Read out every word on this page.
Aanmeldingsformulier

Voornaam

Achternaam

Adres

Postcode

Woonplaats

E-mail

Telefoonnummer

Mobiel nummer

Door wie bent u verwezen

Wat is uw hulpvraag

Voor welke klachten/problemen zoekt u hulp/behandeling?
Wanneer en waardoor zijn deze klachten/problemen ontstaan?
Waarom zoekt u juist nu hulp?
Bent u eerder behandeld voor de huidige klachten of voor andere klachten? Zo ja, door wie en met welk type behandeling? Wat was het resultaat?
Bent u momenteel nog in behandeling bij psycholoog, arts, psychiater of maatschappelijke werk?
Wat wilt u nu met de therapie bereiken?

_ _ _ _ _ _ _

List every line above that contains the word "klachten".

Voor welke klachten/problemen zoekt u hulp/behandeling?
Wanneer en waardoor zijn deze klachten/problemen ontstaan?
Bent u eerder behandeld voor de huidige klachten of voor andere klachten? Zo ja, door wie en met welk type behandeling? Wat was het resultaat?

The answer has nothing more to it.